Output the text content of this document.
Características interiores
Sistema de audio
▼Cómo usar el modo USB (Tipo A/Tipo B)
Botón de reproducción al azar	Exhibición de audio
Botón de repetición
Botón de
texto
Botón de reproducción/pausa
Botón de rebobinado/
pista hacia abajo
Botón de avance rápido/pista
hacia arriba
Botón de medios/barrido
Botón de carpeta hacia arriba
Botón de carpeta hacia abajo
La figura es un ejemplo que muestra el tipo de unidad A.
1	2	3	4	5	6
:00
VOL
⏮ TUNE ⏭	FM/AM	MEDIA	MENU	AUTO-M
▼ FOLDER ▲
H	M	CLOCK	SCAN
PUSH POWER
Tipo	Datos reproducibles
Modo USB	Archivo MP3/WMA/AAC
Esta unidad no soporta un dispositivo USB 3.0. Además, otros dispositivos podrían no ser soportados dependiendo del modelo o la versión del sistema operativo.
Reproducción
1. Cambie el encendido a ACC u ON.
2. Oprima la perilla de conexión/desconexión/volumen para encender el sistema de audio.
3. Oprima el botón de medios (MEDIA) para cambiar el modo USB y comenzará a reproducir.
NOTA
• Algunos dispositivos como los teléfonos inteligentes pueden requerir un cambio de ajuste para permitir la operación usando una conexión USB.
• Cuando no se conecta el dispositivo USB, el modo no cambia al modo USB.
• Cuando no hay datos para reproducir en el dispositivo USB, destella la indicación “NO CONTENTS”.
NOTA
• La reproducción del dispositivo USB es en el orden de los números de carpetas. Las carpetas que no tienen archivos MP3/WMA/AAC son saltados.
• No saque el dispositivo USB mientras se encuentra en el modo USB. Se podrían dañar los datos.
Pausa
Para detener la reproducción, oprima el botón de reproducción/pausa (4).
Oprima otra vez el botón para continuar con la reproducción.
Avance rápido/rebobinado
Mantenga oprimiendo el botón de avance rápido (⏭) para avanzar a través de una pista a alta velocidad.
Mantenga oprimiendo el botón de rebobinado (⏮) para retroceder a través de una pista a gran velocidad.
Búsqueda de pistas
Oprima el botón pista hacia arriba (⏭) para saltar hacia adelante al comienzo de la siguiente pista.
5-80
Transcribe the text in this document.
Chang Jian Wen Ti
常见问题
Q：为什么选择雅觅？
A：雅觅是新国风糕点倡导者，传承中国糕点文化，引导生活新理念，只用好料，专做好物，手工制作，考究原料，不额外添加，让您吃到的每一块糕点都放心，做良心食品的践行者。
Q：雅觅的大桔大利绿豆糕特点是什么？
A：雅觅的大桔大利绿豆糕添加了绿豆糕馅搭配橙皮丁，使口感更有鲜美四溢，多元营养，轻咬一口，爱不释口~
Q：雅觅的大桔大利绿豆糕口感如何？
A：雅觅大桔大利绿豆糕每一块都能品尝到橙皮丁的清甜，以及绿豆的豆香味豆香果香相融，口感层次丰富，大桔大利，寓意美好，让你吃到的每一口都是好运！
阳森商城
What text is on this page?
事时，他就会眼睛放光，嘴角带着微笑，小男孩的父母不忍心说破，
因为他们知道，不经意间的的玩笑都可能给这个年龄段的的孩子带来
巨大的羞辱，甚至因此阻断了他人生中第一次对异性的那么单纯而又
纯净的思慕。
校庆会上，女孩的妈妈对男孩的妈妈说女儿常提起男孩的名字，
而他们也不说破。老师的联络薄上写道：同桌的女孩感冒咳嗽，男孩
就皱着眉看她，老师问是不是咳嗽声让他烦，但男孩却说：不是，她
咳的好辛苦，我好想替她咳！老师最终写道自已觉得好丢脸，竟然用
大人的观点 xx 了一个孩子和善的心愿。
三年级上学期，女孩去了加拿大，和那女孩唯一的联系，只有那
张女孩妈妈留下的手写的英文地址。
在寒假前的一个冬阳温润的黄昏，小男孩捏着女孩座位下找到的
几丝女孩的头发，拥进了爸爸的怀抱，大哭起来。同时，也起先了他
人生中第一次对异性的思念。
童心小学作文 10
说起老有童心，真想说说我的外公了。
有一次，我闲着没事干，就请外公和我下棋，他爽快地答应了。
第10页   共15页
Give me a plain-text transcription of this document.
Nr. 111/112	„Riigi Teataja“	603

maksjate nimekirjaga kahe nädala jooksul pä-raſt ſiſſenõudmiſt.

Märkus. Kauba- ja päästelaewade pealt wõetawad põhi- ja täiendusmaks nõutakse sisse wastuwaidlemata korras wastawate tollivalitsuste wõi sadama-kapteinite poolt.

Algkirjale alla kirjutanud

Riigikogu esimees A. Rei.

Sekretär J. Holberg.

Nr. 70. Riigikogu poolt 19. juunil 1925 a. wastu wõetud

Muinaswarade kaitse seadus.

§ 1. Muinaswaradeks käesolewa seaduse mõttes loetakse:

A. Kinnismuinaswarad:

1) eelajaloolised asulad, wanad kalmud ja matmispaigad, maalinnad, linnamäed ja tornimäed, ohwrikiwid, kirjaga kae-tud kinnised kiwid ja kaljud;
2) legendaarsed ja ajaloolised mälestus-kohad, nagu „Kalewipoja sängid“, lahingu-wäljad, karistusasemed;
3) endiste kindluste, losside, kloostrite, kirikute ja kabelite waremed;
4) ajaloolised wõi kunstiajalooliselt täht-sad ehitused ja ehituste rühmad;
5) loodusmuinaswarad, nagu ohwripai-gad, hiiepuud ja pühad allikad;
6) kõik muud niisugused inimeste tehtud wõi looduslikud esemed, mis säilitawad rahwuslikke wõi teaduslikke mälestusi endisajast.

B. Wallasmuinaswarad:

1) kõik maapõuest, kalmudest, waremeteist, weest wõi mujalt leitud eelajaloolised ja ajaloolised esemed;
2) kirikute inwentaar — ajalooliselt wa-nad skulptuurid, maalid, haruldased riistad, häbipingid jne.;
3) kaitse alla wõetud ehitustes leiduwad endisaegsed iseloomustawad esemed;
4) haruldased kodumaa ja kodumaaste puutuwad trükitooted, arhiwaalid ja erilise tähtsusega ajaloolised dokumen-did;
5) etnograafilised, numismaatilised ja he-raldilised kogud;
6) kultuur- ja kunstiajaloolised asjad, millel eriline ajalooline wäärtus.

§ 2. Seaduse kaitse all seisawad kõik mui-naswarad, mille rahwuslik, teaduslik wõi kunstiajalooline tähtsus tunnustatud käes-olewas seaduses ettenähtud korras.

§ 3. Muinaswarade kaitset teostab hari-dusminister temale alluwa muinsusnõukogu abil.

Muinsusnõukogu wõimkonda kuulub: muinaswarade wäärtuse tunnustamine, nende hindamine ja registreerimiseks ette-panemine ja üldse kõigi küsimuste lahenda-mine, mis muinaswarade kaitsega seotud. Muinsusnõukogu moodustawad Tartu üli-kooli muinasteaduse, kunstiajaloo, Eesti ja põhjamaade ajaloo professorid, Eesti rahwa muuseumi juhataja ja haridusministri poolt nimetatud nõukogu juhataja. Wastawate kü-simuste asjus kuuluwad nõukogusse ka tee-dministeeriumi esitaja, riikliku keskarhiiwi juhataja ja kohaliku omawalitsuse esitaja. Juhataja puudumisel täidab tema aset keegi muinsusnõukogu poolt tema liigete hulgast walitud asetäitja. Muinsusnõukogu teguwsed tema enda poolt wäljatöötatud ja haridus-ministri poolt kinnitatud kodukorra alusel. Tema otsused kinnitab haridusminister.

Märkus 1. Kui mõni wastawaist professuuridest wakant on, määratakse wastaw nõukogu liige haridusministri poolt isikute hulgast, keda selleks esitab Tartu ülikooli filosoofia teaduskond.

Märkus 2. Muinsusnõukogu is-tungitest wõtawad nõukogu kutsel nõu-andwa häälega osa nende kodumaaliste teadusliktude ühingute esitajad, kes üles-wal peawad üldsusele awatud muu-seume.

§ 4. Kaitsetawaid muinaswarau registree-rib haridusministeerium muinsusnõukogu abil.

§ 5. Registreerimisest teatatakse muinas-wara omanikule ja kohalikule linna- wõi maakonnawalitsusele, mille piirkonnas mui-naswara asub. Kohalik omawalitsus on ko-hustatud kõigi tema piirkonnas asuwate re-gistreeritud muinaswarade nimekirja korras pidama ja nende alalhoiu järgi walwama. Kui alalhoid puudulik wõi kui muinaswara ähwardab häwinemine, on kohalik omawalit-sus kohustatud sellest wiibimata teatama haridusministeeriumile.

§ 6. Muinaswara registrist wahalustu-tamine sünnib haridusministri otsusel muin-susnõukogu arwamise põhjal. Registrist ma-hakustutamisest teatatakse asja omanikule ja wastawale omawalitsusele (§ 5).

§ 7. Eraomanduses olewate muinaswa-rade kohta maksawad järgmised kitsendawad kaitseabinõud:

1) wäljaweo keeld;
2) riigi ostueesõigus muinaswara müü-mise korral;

- What the exercise asks:
Every line above that contains the word "hulgast" should be reported.

- Task output:
Muinsusnõukogu wõimkonda kuulub: muinaswarade wäärtuse tunnustamine, nende hindamine ja registreerimiseks ette-panemine ja üldse kõigi küsimuste lahenda-mine, mis muinaswarade kaitsega seotud. Muinsusnõukogu moodustawad Tartu üli-kooli muinasteaduse, kunstiajaloo, Eesti ja põhjamaade ajaloo professorid, Eesti rahwa muuseumi juhataja ja haridusministri poolt nimetatud nõukogu juhataja. Wastawate kü-simuste asjus kuuluwad nõukogusse ka tee-dministeeriumi esitaja, riikliku keskarhiiwi juhataja ja kohaliku omawalitsuse esitaja. Juhataja puudumisel täidab tema aset keegi muinsusnõukogu poolt tema liigete hulgast walitud asetäitja. Muinsusnõukogu teguwsed tema enda poolt wäljatöötatud ja haridus-ministri poolt kinnitatud kodukorra alusel. Tema otsused kinnitab haridusminister.
Märkus 1. Kui mõni wastawaist professuuridest wakant on, määratakse wastaw nõukogu liige haridusministri poolt isikute hulgast, keda selleks esitab Tartu ülikooli filosoofia teaduskond.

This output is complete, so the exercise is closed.